▶ [TO BE DONE]:
What follows is a set of records; restate each one word for word and drop the pictures.

===== INPUT =====

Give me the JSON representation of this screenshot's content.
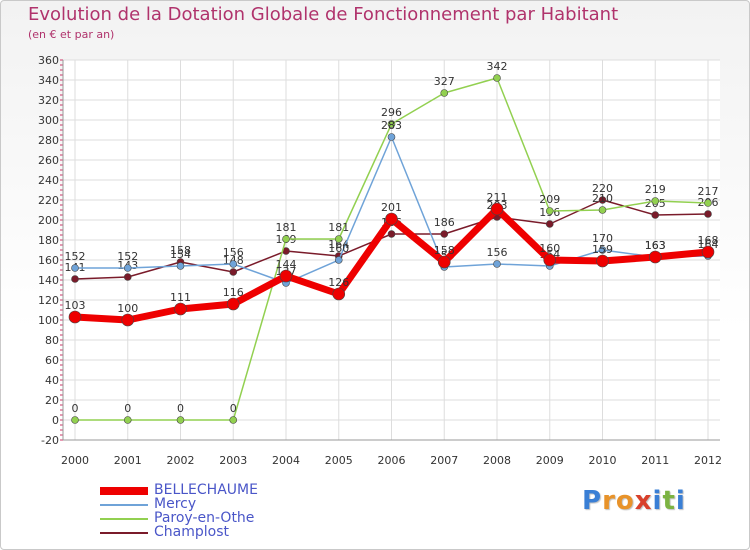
{
  "header": {
    "title": "Evolution de la Dotation Globale de Fonctionnement par Habitant",
    "subtitle": "(en € et par an)"
  },
  "logo": {
    "text": "Proxiti",
    "letters": [
      "P",
      "r",
      "o",
      "x",
      "i",
      "t",
      "i"
    ],
    "colors": [
      "#3a7fd5",
      "#e8932a",
      "#e8932a",
      "#d8402b",
      "#3a7fd5",
      "#7cb342",
      "#3a7fd5"
    ]
  },
  "chart_data": {
    "type": "line",
    "title": "Evolution de la Dotation Globale de Fonctionnement par Habitant",
    "subtitle": "(en € et par an)",
    "xlabel": "",
    "ylabel": "",
    "ylim": [
      -20,
      360
    ],
    "yticks": [
      -20,
      0,
      20,
      40,
      60,
      80,
      100,
      120,
      140,
      160,
      180,
      200,
      220,
      240,
      260,
      280,
      300,
      320,
      340,
      360
    ],
    "grid": true,
    "legend_position": "bottom-left",
    "categories": [
      "2000",
      "2001",
      "2002",
      "2003",
      "2004",
      "2005",
      "2006",
      "2007",
      "2008",
      "2009",
      "2010",
      "2011",
      "2012"
    ],
    "series": [
      {
        "name": "Champlost",
        "color": "#7a1b2a",
        "values": [
          141,
          143,
          158,
          148,
          169,
          164,
          186,
          186,
          203,
          196,
          220,
          205,
          206
        ]
      },
      {
        "name": "Paroy-en-Othe",
        "color": "#92d050",
        "values": [
          0,
          0,
          0,
          0,
          181,
          181,
          296,
          327,
          342,
          209,
          210,
          219,
          217
        ]
      },
      {
        "name": "Mercy",
        "color": "#6fa3d8",
        "values": [
          152,
          152,
          154,
          156,
          137,
          160,
          283,
          153,
          156,
          154,
          170,
          163,
          164
        ]
      },
      {
        "name": "BELLECHAUME",
        "color": "#ee0000",
        "values": [
          103,
          100,
          111,
          116,
          144,
          126,
          201,
          158,
          211,
          160,
          159,
          163,
          168
        ]
      }
    ],
    "legend_order": [
      "BELLECHAUME",
      "Mercy",
      "Paroy-en-Othe",
      "Champlost"
    ]
  }
}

=====

▶ [SOLUTION BELOW]:
Give me the JSON representation of this screenshot's content.
{
  "header": {
    "title": "Evolution de la Dotation Globale de Fonctionnement par Habitant",
    "subtitle": "(en € et par an)"
  },
  "logo": {
    "text": "Proxiti",
    "letters": [
      "P",
      "r",
      "o",
      "x",
      "i",
      "t",
      "i"
    ],
    "colors": [
      "#3a7fd5",
      "#e8932a",
      "#e8932a",
      "#d8402b",
      "#3a7fd5",
      "#7cb342",
      "#3a7fd5"
    ]
  },
  "chart_data": {
    "type": "line",
    "title": "Evolution de la Dotation Globale de Fonctionnement par Habitant",
    "subtitle": "(en € et par an)",
    "xlabel": "",
    "ylabel": "",
    "ylim": [
      -20,
      360
    ],
    "yticks": [
      -20,
      0,
      20,
      40,
      60,
      80,
      100,
      120,
      140,
      160,
      180,
      200,
      220,
      240,
      260,
      280,
      300,
      320,
      340,
      360
    ],
    "grid": true,
    "legend_position": "bottom-left",
    "categories": [
      "2000",
      "2001",
      "2002",
      "2003",
      "2004",
      "2005",
      "2006",
      "2007",
      "2008",
      "2009",
      "2010",
      "2011",
      "2012"
    ],
    "series": [
      {
        "name": "Champlost",
        "color": "#7a1b2a",
        "values": [
          141,
          143,
          158,
          148,
          169,
          164,
          186,
          186,
          203,
          196,
          220,
          205,
          206
        ]
      },
      {
        "name": "Paroy-en-Othe",
        "color": "#92d050",
        "values": [
          0,
          0,
          0,
          0,
          181,
          181,
          296,
          327,
          342,
          209,
          210,
          219,
          217
        ]
      },
      {
        "name": "Mercy",
        "color": "#6fa3d8",
        "values": [
          152,
          152,
          154,
          156,
          137,
          160,
          283,
          153,
          156,
          154,
          170,
          163,
          164
        ]
      },
      {
        "name": "BELLECHAUME",
        "color": "#ee0000",
        "values": [
          103,
          100,
          111,
          116,
          144,
          126,
          201,
          158,
          211,
          160,
          159,
          163,
          168
        ]
      }
    ],
    "legend_order": [
      "BELLECHAUME",
      "Mercy",
      "Paroy-en-Othe",
      "Champlost"
    ]
  }
}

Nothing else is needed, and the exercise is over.